(Exercise requirements) Report how many lines contain "предмета". Give the number and nothing else.

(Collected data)
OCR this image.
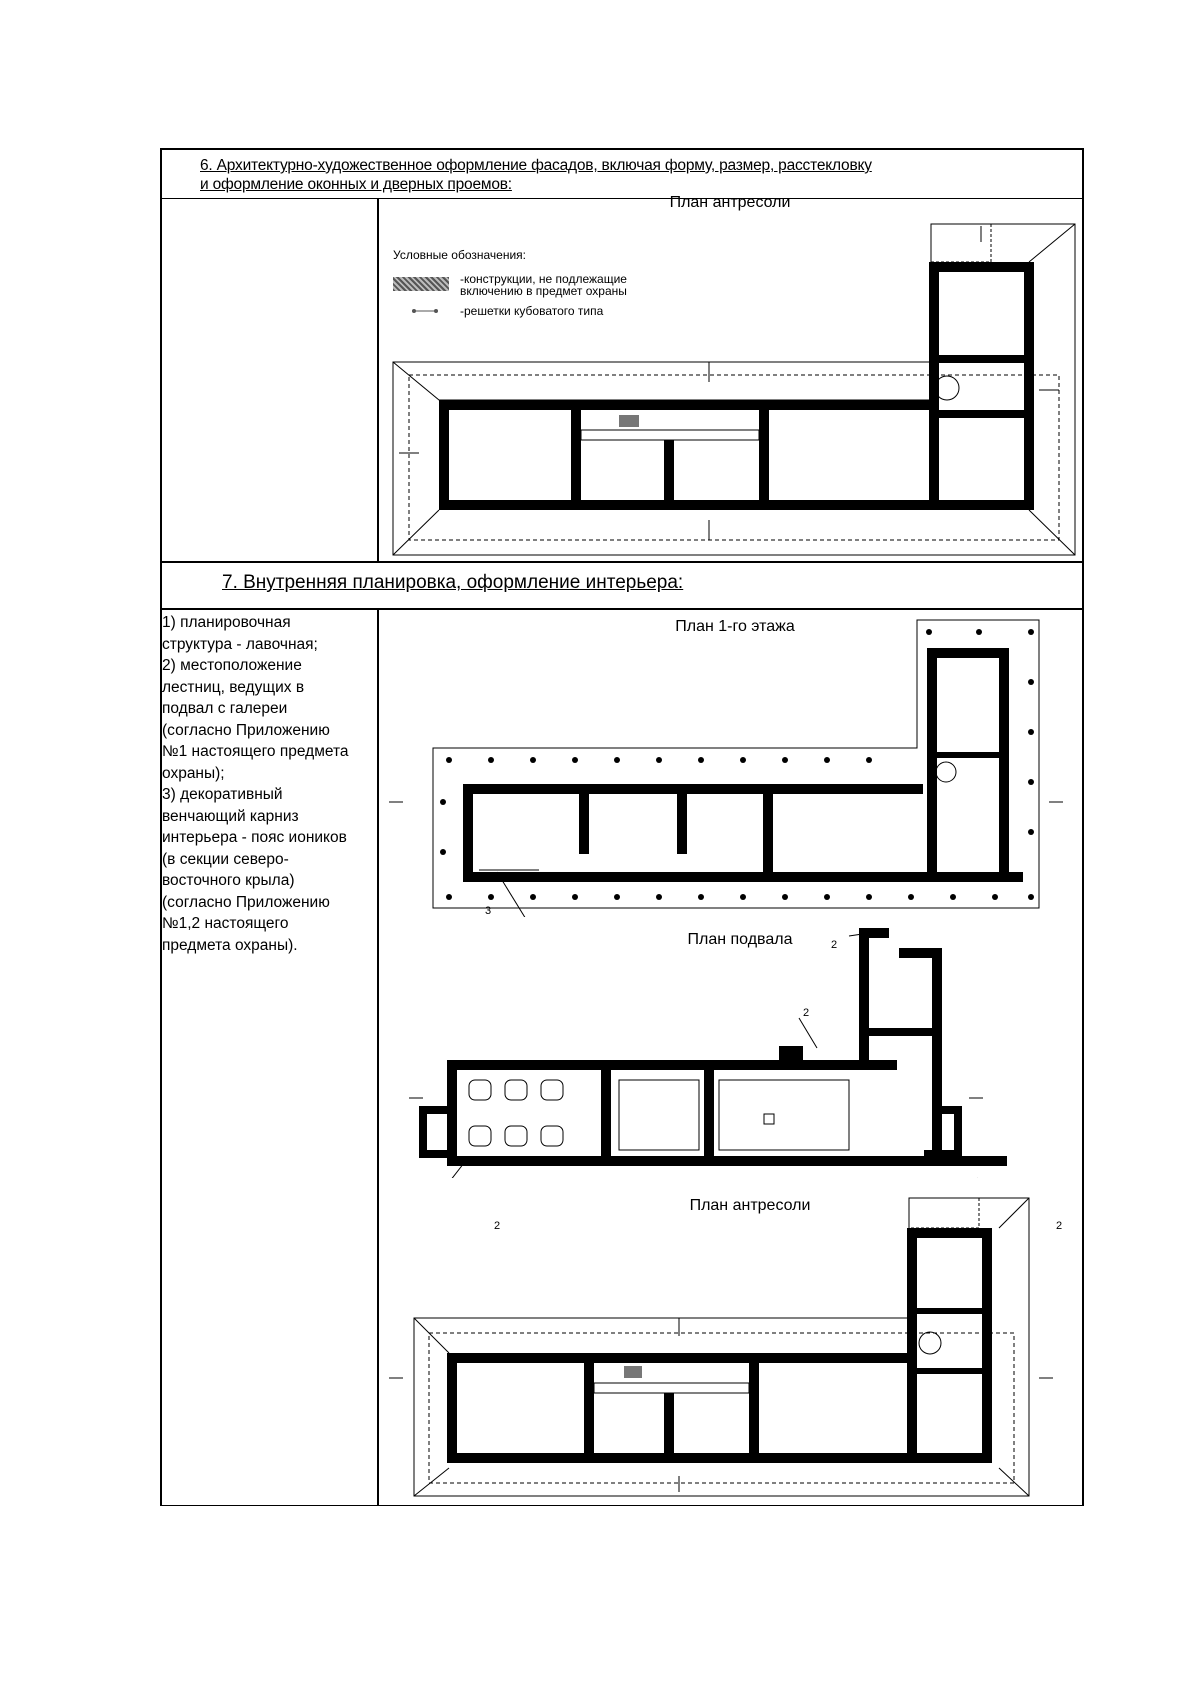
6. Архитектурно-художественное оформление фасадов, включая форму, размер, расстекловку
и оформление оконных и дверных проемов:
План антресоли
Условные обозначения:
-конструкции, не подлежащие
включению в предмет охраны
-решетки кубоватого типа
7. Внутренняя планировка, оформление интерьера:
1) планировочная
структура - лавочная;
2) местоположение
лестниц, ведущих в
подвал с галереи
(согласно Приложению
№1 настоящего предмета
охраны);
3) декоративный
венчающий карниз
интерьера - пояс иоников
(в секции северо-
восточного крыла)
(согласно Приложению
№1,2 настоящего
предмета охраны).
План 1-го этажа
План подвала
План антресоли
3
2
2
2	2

(Answer to this exercise) 2